> [Given exercise]:
What lines of the data include the string "исследования"? Copy them all.

> [Source records]:
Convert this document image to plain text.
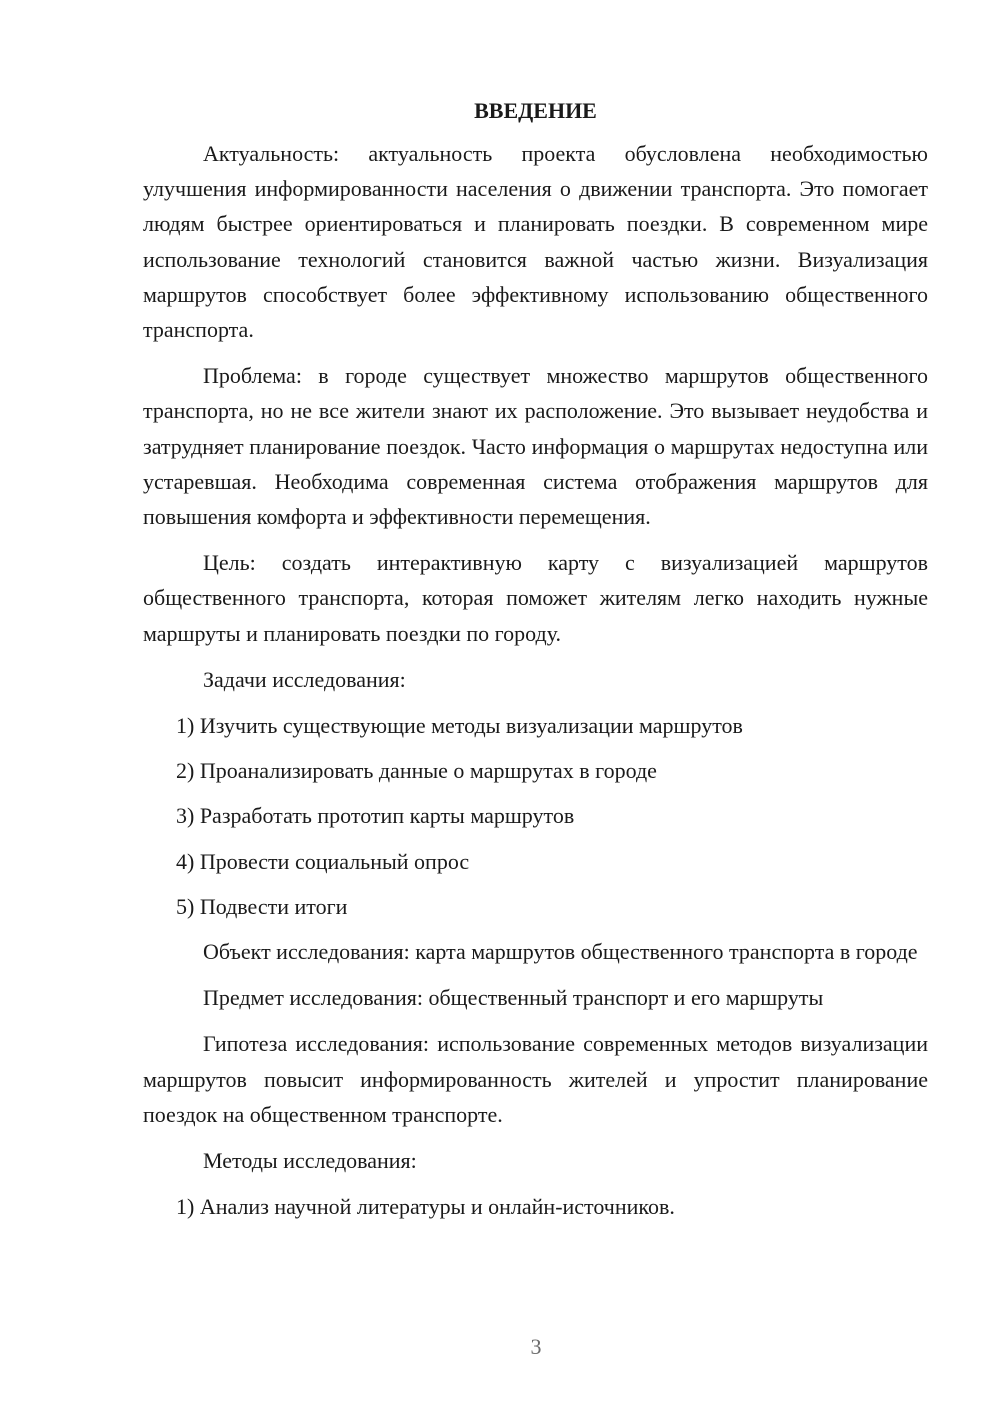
ВВЕДЕНИЕ

Актуальность: актуальность проекта обусловлена необходимостью улучшения информированности населения о движении транспорта. Это помогает людям быстрее ориентироваться и планировать поездки. В современном мире использование технологий становится важной частью жизни. Визуализация маршрутов способствует более эффективному использованию общественного транспорта.

Проблема: в городе существует множество маршрутов общественного транспорта, но не все жители знают их расположение. Это вызывает неудобства и затрудняет планирование поездок. Часто информация о маршрутах недоступна или устаревшая. Необходима современная система отображения маршрутов для повышения комфорта и эффективности перемещения.

Цель: создать интерактивную карту с визуализацией маршрутов общественного транспорта, которая поможет жителям легко находить нужные маршруты и планировать поездки по городу.

Задачи исследования:

1) Изучить существующие методы визуализации маршрутов
2) Проанализировать данные о маршрутах в городе
3) Разработать прототип карты маршрутов
4) Провести социальный опрос
5) Подвести итоги

Объект исследования: карта маршрутов общественного транспорта в городе

Предмет исследования: общественный транспорт и его маршруты

Гипотеза исследования: использование современных методов визуализации маршрутов повысит информированность жителей и упростит планирование поездок на общественном транспорте.

Методы исследования:

1) Анализ научной литературы и онлайн-источников.
3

> [Solved problem]:
Задачи исследования:
Объект исследования: карта маршрутов общественного транспорта в городе
Предмет исследования: общественный транспорт и его маршруты
Гипотеза исследования: использование современных методов визуализации маршрутов повысит информированность жителей и упростит планирование поездок на общественном транспорте.
Методы исследования:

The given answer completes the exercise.